(PROVIDED INFORMATION Opens)
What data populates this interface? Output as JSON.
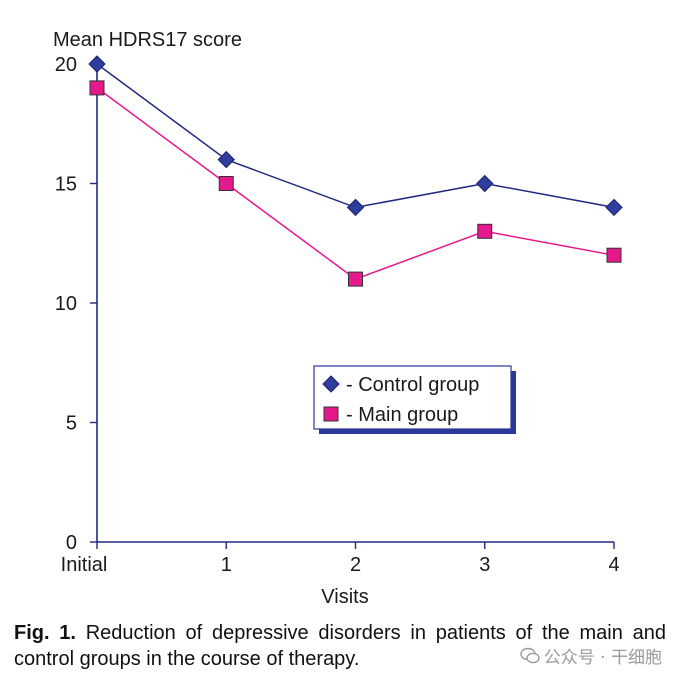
{
  "chart_data": {
    "type": "line",
    "ylabel": "Mean HDRS17 score",
    "xlabel": "Visits",
    "categories": [
      "Initial",
      "1",
      "2",
      "3",
      "4"
    ],
    "ylim": [
      0,
      20
    ],
    "yticks": [
      "0",
      "5",
      "10",
      "15",
      "20"
    ],
    "series": [
      {
        "name": "- Control group",
        "marker": "diamond",
        "color": "#2e3d9e",
        "line_color": "#1f2a80",
        "values": [
          20,
          16,
          14,
          15,
          14
        ]
      },
      {
        "name": "- Main group",
        "marker": "square",
        "color": "#e6198c",
        "line_color": "#e6198c",
        "values": [
          19,
          15,
          11,
          13,
          12
        ]
      }
    ],
    "legend": "center-right"
  },
  "caption": {
    "label": "Fig. 1.",
    "text": " Reduction of depressive disorders in patients of the main and control groups in the course of therapy."
  },
  "watermark": {
    "text": "公众号 · 干细胞"
  }
}
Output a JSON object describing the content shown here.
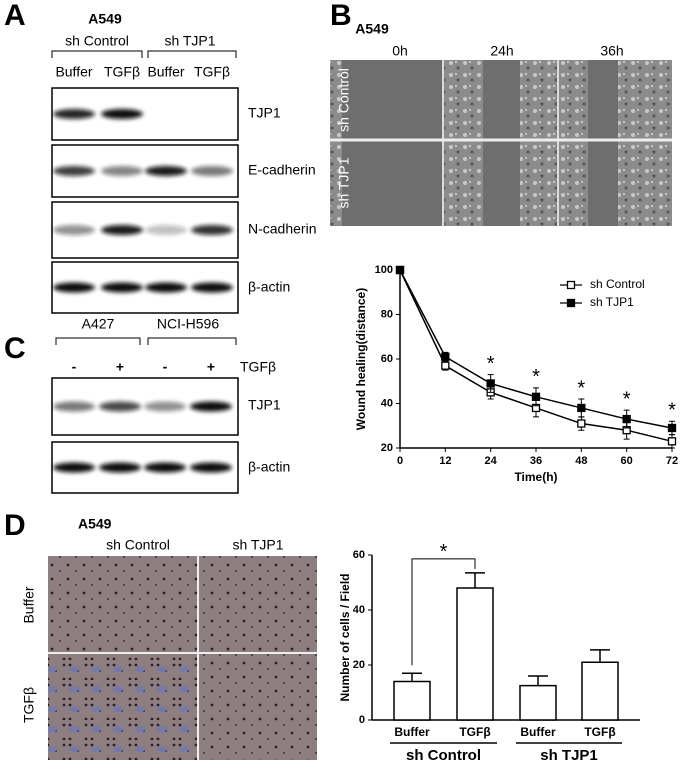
{
  "panels": {
    "a": {
      "letter": "A",
      "cell_line": "A549",
      "groups": [
        "sh Control",
        "sh TJP1"
      ],
      "lanes": [
        "Buffer",
        "TGFβ",
        "Buffer",
        "TGFβ"
      ],
      "proteins": [
        "TJP1",
        "E-cadherin",
        "N-cadherin",
        "β-actin"
      ]
    },
    "b": {
      "letter": "B",
      "cell_line": "A549",
      "times": [
        "0h",
        "24h",
        "36h"
      ],
      "rows": [
        "sh Control",
        "sh TJP1"
      ]
    },
    "c": {
      "letter": "C",
      "cells": [
        "A427",
        "NCI-H596"
      ],
      "treatment": "TGFβ",
      "lanes": [
        "-",
        "+",
        "-",
        "+"
      ],
      "proteins": [
        "TJP1",
        "β-actin"
      ]
    },
    "d": {
      "letter": "D",
      "cell_line": "A549",
      "cols": [
        "sh Control",
        "sh TJP1"
      ],
      "rows": [
        "Buffer",
        "TGFβ"
      ]
    }
  },
  "chart_data": [
    {
      "type": "line",
      "xlabel": "Time(h)",
      "ylabel": "Wound healing(distance)",
      "x": [
        0,
        12,
        24,
        36,
        48,
        60,
        72
      ],
      "series": [
        {
          "name": "sh Control",
          "color": "#000000",
          "marker": "open-square",
          "values": [
            100,
            57,
            45,
            38,
            31,
            28,
            23
          ],
          "errors": [
            0,
            2,
            3,
            4,
            3,
            4,
            3
          ]
        },
        {
          "name": "sh TJP1",
          "color": "#000000",
          "marker": "filled-square",
          "values": [
            100,
            61,
            49,
            43,
            38,
            33,
            29
          ],
          "errors": [
            0,
            2,
            4,
            4,
            4,
            4,
            3
          ]
        }
      ],
      "annotations": [
        {
          "x": 24,
          "text": "*"
        },
        {
          "x": 36,
          "text": "*"
        },
        {
          "x": 48,
          "text": "*"
        },
        {
          "x": 60,
          "text": "*"
        },
        {
          "x": 72,
          "text": "*"
        }
      ],
      "xlim": [
        0,
        72
      ],
      "xticks": [
        0,
        12,
        24,
        36,
        48,
        60,
        72
      ],
      "ylim": [
        20,
        100
      ],
      "yticks": [
        20,
        40,
        60,
        80,
        100
      ],
      "legend": "top-right"
    },
    {
      "type": "bar",
      "ylabel": "Number of cells / Field",
      "categories": [
        "Buffer",
        "TGFβ",
        "Buffer",
        "TGFβ"
      ],
      "groups": [
        "sh Control",
        "sh TJP1"
      ],
      "values": [
        14,
        48,
        12.5,
        21
      ],
      "errors": [
        3,
        5.5,
        3.5,
        4.5
      ],
      "color": "#ffffff",
      "significance": "*",
      "ylim": [
        0,
        60
      ],
      "yticks": [
        0,
        20,
        40,
        60
      ]
    }
  ]
}
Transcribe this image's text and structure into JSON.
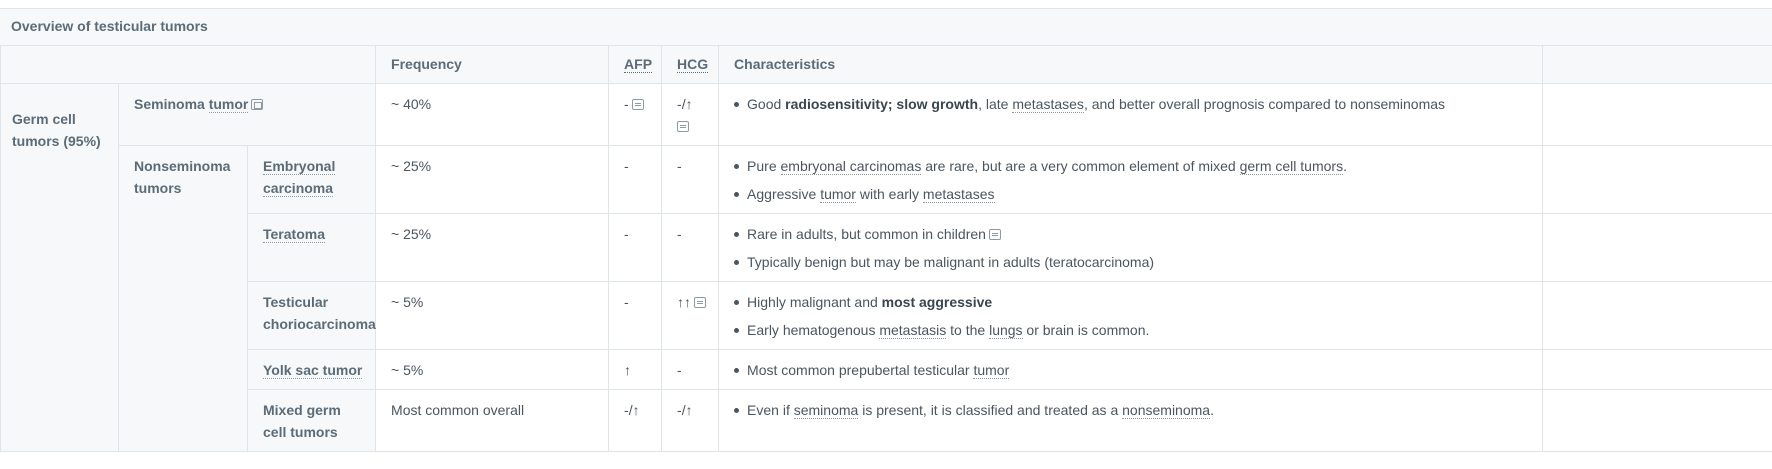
{
  "title": "Overview of testicular tumors",
  "headers": {
    "frequency": "Frequency",
    "afp": "AFP",
    "hcg": "HCG",
    "characteristics": "Characteristics"
  },
  "rows": [
    {
      "group": "Germ cell tumors (95%)",
      "subgroup": "Seminoma tumor",
      "frequency": "~ 40%",
      "afp": "-",
      "hcg": "-/↑",
      "characteristics": {
        "p1": "Good ",
        "b1": "radiosensitivity; slow growth",
        "p2": ", late ",
        "l1": "metastases",
        "p3": ", and better overall prognosis compared to nonseminomas"
      }
    },
    {
      "subgroup": "Nonseminoma tumors",
      "type": "Embryonal carcinoma",
      "frequency": "~ 25%",
      "afp": "-",
      "hcg": "-",
      "c1": {
        "p1": "Pure ",
        "l1": "embryonal carcinomas",
        "p2": " are rare, but are a very common element of mixed ",
        "l2": "germ cell tumors",
        "p3": "."
      },
      "c2": {
        "p1": "Aggressive ",
        "l1": "tumor",
        "p2": " with early ",
        "l2": "metastases"
      }
    },
    {
      "type": "Teratoma",
      "frequency": "~ 25%",
      "afp": "-",
      "hcg": "-",
      "c1": "Rare in adults, but common in children",
      "c2": "Typically benign but may be malignant in adults (teratocarcinoma)"
    },
    {
      "type": "Testicular choriocarcinoma",
      "frequency": "~ 5%",
      "afp": "-",
      "hcg": "↑↑",
      "c1": {
        "p1": "Highly malignant and ",
        "b1": "most aggressive"
      },
      "c2": {
        "p1": "Early hematogenous ",
        "l1": "metastasis",
        "p2": " to the ",
        "l2": "lungs",
        "p3": " or brain is common."
      }
    },
    {
      "type": "Yolk sac tumor",
      "frequency": "~ 5%",
      "afp": "↑",
      "hcg": "-",
      "c1": {
        "p1": "Most common prepubertal testicular ",
        "l1": "tumor"
      }
    },
    {
      "type": "Mixed germ cell tumors",
      "frequency": "Most common overall",
      "afp": "-/↑",
      "hcg": "-/↑",
      "c1": {
        "p1": "Even if ",
        "l1": "seminoma",
        "p2": " is present, it is classified and treated as a ",
        "l2": "nonseminoma",
        "p3": "."
      }
    }
  ],
  "icons": {
    "note": "note-icon",
    "image": "image-icon"
  }
}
(PROVIDED INFORMATION Closes)
_EXERCISE DESCRIPTION_:
Please state only the number of lines above that hold the string "characteristics".

_OUTPUT OF THE TASK_:
2